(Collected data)

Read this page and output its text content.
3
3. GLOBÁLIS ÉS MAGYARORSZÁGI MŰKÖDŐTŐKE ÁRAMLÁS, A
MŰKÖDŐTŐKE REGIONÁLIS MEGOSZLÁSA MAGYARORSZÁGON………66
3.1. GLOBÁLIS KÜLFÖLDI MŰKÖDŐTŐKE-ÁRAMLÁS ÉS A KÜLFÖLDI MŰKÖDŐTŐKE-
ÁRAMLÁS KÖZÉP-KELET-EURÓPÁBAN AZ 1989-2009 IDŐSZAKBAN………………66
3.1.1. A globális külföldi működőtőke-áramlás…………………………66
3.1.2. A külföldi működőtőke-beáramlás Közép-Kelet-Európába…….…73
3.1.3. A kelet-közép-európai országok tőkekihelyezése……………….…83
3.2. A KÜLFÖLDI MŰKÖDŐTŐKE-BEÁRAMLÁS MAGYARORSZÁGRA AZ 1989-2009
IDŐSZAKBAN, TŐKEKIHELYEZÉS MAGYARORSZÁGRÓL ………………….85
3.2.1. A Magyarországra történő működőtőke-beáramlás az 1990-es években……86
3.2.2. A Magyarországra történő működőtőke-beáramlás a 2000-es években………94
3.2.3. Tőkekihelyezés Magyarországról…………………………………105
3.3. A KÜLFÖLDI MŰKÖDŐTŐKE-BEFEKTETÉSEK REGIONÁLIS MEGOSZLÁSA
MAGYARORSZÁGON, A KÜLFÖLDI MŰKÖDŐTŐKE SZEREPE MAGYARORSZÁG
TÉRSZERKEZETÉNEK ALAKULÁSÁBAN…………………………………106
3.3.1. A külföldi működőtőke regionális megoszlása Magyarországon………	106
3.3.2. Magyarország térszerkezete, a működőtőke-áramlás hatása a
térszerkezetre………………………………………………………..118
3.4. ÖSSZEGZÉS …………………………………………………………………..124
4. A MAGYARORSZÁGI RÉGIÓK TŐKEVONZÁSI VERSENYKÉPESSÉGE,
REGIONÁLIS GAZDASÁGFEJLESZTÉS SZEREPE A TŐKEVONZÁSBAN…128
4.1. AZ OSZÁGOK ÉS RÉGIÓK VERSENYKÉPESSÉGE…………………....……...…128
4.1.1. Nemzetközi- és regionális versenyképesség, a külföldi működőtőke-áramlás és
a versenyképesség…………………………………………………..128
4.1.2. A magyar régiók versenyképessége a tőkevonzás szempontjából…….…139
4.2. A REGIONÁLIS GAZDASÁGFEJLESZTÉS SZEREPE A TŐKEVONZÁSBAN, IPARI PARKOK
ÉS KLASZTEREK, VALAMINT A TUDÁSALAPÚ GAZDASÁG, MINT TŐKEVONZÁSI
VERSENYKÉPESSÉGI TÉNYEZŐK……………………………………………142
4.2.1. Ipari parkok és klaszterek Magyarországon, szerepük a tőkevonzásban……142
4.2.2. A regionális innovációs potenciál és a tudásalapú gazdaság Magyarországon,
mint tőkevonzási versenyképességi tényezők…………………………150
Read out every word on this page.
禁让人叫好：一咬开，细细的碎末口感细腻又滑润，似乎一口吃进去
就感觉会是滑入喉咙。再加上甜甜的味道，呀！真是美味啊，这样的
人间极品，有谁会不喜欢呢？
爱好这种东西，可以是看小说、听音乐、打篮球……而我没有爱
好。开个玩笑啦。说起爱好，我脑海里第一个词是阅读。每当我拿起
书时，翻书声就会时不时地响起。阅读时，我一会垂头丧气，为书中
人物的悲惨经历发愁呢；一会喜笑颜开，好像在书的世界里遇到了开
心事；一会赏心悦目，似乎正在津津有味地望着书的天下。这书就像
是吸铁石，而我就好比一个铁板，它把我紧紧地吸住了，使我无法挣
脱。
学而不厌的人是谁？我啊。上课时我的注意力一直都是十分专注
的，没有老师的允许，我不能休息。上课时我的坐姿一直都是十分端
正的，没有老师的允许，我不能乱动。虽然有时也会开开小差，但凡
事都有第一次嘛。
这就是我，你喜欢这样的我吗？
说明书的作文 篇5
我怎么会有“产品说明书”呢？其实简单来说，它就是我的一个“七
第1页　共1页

**Short problem**
Retype the listing exactly, in full.

**Result of the task**
Read this page and output its text content.
3
3. GLOBÁLIS ÉS MAGYARORSZÁGI MŰKÖDŐTŐKE ÁRAMLÁS, A
MŰKÖDŐTŐKE REGIONÁLIS MEGOSZLÁSA MAGYARORSZÁGON………66
3.1. GLOBÁLIS KÜLFÖLDI MŰKÖDŐTŐKE-ÁRAMLÁS ÉS A KÜLFÖLDI MŰKÖDŐTŐKE-
ÁRAMLÁS KÖZÉP-KELET-EURÓPÁBAN AZ 1989-2009 IDŐSZAKBAN………………66
3.1.1. A globális külföldi működőtőke-áramlás…………………………66
3.1.2. A külföldi működőtőke-beáramlás Közép-Kelet-Európába…….…73
3.1.3. A kelet-közép-európai országok tőkekihelyezése……………….…83
3.2. A KÜLFÖLDI MŰKÖDŐTŐKE-BEÁRAMLÁS MAGYARORSZÁGRA AZ 1989-2009
IDŐSZAKBAN, TŐKEKIHELYEZÉS MAGYARORSZÁGRÓL ………………….85
3.2.1. A Magyarországra történő működőtőke-beáramlás az 1990-es években……86
3.2.2. A Magyarországra történő működőtőke-beáramlás a 2000-es években………94
3.2.3. Tőkekihelyezés Magyarországról…………………………………105
3.3. A KÜLFÖLDI MŰKÖDŐTŐKE-BEFEKTETÉSEK REGIONÁLIS MEGOSZLÁSA
MAGYARORSZÁGON, A KÜLFÖLDI MŰKÖDŐTŐKE SZEREPE MAGYARORSZÁG
TÉRSZERKEZETÉNEK ALAKULÁSÁBAN…………………………………106
3.3.1. A külföldi működőtőke regionális megoszlása Magyarországon………	106
3.3.2. Magyarország térszerkezete, a működőtőke-áramlás hatása a
térszerkezetre………………………………………………………..118
3.4. ÖSSZEGZÉS …………………………………………………………………..124
4. A MAGYARORSZÁGI RÉGIÓK TŐKEVONZÁSI VERSENYKÉPESSÉGE,
REGIONÁLIS GAZDASÁGFEJLESZTÉS SZEREPE A TŐKEVONZÁSBAN…128
4.1. AZ OSZÁGOK ÉS RÉGIÓK VERSENYKÉPESSÉGE…………………....……...…128
4.1.1. Nemzetközi- és regionális versenyképesség, a külföldi működőtőke-áramlás és
a versenyképesség…………………………………………………..128
4.1.2. A magyar régiók versenyképessége a tőkevonzás szempontjából…….…139
4.2. A REGIONÁLIS GAZDASÁGFEJLESZTÉS SZEREPE A TŐKEVONZÁSBAN, IPARI PARKOK
ÉS KLASZTEREK, VALAMINT A TUDÁSALAPÚ GAZDASÁG, MINT TŐKEVONZÁSI
VERSENYKÉPESSÉGI TÉNYEZŐK……………………………………………142
4.2.1. Ipari parkok és klaszterek Magyarországon, szerepük a tőkevonzásban……142
4.2.2. A regionális innovációs potenciál és a tudásalapú gazdaság Magyarországon,
mint tőkevonzási versenyképességi tényezők…………………………150
Read out every word on this page.
禁让人叫好：一咬开，细细的碎末口感细腻又滑润，似乎一口吃进去
就感觉会是滑入喉咙。再加上甜甜的味道，呀！真是美味啊，这样的
人间极品，有谁会不喜欢呢？
爱好这种东西，可以是看小说、听音乐、打篮球……而我没有爱
好。开个玩笑啦。说起爱好，我脑海里第一个词是阅读。每当我拿起
书时，翻书声就会时不时地响起。阅读时，我一会垂头丧气，为书中
人物的悲惨经历发愁呢；一会喜笑颜开，好像在书的世界里遇到了开
心事；一会赏心悦目，似乎正在津津有味地望着书的天下。这书就像
是吸铁石，而我就好比一个铁板，它把我紧紧地吸住了，使我无法挣
脱。
学而不厌的人是谁？我啊。上课时我的注意力一直都是十分专注
的，没有老师的允许，我不能休息。上课时我的坐姿一直都是十分端
正的，没有老师的允许，我不能乱动。虽然有时也会开开小差，但凡
事都有第一次嘛。
这就是我，你喜欢这样的我吗？
说明书的作文 篇5
我怎么会有“产品说明书”呢？其实简单来说，它就是我的一个“七
第1页　共1页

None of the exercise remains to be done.